(Dataset listings of figures)
#####
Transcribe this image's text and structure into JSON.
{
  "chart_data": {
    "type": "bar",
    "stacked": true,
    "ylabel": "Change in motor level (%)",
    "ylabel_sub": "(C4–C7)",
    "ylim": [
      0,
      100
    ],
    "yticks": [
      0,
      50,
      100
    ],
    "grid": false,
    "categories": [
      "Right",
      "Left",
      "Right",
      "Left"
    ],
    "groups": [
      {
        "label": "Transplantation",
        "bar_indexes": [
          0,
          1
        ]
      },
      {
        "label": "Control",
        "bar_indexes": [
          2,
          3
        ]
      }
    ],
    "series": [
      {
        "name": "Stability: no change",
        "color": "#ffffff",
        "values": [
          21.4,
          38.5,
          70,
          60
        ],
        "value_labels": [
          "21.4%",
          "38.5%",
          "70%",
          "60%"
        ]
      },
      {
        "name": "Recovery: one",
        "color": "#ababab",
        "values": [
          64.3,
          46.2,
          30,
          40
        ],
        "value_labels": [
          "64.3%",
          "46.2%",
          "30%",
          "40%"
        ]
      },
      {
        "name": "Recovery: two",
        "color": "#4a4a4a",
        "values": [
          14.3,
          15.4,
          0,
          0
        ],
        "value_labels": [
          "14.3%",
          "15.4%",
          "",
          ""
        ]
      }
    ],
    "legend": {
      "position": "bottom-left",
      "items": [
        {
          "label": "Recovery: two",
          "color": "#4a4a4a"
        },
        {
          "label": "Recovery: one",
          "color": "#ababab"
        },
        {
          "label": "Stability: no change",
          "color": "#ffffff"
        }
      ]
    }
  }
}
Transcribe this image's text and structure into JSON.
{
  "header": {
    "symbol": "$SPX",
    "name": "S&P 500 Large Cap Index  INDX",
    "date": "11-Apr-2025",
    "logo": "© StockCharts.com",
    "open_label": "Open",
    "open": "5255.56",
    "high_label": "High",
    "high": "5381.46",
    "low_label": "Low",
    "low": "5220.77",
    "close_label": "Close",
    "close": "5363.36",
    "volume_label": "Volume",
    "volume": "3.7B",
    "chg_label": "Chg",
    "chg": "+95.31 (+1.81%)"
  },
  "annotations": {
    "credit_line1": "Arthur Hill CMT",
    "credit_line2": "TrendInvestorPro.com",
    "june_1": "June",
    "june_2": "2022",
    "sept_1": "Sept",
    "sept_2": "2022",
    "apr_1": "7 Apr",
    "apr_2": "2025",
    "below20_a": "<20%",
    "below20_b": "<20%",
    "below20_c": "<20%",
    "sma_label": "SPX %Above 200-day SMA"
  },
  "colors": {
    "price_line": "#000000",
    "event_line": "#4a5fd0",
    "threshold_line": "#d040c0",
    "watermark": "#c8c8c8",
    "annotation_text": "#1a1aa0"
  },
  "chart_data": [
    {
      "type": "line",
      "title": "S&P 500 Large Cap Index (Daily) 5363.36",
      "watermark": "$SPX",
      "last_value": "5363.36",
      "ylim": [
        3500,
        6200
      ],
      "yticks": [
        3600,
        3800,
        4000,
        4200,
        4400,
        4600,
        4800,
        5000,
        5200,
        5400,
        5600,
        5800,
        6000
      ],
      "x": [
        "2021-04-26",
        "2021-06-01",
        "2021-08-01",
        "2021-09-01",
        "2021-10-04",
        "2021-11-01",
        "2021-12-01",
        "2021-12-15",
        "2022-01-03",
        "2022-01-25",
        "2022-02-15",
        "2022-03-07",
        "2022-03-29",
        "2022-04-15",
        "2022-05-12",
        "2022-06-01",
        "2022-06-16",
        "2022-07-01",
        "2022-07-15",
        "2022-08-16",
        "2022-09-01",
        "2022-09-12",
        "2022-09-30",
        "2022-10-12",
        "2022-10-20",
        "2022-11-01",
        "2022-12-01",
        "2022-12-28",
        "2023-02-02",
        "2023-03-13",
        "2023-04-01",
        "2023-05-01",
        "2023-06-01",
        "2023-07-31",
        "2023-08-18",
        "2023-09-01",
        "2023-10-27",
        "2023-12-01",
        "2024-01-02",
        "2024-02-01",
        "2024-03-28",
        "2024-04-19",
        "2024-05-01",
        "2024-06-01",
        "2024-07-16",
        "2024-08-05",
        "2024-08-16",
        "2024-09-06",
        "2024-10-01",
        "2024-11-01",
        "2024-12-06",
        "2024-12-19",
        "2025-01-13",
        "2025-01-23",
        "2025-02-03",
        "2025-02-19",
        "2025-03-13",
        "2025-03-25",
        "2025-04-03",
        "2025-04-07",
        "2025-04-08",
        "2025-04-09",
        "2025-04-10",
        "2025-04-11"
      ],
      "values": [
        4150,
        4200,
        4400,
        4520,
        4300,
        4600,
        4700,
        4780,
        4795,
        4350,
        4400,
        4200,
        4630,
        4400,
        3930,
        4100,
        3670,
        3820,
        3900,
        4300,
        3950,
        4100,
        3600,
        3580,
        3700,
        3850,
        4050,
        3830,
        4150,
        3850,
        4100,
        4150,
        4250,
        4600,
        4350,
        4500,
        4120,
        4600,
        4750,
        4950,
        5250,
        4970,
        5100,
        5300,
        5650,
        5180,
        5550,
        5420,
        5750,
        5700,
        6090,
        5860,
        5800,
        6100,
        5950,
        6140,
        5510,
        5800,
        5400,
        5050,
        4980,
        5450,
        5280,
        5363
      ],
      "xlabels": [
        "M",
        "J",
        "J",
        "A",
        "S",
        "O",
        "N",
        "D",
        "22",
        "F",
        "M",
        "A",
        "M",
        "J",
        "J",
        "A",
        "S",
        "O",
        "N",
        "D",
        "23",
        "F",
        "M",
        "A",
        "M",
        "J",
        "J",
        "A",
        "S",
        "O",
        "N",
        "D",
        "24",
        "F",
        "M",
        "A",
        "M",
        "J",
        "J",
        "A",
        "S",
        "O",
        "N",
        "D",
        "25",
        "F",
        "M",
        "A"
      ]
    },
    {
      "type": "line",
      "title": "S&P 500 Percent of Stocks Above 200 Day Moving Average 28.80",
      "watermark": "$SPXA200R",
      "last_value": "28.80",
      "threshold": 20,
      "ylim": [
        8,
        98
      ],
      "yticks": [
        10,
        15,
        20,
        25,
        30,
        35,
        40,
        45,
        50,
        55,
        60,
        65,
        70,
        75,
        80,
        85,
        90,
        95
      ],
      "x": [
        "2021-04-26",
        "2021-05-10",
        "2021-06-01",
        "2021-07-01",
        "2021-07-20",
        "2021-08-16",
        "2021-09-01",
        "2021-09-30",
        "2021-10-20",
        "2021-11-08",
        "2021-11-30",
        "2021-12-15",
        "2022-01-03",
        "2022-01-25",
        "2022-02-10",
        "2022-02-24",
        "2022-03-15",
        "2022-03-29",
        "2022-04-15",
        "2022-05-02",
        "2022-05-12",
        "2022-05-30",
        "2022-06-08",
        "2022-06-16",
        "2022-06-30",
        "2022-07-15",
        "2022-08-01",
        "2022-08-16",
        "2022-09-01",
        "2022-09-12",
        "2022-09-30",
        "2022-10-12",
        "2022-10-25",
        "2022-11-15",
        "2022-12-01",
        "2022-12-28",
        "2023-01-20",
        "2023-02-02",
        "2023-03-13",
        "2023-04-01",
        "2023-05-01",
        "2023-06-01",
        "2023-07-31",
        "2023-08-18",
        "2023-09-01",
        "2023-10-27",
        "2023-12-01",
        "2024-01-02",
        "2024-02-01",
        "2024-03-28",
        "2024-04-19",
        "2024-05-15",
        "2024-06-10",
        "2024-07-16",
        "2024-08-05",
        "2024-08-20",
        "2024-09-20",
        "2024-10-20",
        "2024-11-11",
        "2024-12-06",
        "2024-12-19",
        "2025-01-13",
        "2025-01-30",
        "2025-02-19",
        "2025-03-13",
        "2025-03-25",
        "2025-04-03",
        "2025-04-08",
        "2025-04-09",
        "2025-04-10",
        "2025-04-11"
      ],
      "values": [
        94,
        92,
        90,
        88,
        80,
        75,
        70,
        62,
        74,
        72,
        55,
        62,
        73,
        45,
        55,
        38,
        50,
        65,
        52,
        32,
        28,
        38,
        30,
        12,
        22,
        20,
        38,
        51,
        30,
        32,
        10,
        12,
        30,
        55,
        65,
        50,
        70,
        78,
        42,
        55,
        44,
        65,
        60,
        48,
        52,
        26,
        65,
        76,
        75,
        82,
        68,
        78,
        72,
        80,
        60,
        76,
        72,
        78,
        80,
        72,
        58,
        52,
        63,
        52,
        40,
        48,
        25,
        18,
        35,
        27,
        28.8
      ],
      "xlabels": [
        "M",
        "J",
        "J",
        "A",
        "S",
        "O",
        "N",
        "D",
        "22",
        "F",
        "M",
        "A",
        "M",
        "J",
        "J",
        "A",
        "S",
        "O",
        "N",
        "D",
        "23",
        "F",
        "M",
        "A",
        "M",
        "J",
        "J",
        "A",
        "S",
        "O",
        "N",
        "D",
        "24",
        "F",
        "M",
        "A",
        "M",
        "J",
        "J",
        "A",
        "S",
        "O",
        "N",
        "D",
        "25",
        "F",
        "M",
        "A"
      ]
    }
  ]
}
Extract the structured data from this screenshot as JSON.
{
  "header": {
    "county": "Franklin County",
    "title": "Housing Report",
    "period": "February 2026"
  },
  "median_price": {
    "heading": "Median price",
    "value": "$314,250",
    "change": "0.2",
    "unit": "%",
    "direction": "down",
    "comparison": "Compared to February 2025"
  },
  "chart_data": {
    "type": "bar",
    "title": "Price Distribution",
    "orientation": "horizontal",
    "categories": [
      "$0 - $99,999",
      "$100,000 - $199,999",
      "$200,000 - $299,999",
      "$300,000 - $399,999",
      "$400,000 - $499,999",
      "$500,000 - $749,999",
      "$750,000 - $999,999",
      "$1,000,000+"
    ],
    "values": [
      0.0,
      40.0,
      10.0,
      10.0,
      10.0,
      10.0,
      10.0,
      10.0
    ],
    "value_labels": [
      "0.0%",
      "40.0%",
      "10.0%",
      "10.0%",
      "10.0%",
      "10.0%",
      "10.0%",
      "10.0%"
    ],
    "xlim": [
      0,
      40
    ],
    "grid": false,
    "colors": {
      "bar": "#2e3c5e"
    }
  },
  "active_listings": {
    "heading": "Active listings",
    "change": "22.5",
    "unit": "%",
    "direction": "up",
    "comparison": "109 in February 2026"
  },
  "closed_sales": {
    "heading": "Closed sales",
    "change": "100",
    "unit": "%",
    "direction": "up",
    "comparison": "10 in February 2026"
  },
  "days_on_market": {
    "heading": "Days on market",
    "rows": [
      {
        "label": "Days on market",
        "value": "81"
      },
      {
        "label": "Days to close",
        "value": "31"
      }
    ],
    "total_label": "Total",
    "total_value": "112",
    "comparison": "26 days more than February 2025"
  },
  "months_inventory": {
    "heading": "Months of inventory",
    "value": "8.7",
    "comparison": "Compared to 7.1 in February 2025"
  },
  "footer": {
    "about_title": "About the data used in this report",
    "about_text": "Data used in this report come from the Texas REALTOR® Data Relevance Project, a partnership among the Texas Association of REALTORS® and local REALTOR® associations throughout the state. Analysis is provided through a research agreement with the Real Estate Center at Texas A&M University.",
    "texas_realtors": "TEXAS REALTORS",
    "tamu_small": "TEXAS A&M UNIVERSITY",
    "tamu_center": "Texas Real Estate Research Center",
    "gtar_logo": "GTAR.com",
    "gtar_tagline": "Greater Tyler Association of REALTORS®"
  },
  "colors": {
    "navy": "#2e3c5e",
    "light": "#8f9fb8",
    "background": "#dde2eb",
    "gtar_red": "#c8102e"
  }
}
#####
Task prompt> Return, from the data, each line that has the word "Above" in it.

Reply to the task>
    "sma_label": "SPX %Above 200-day SMA"
      "title": "S&P 500 Percent of Stocks Above 200 Day Moving Average 28.80",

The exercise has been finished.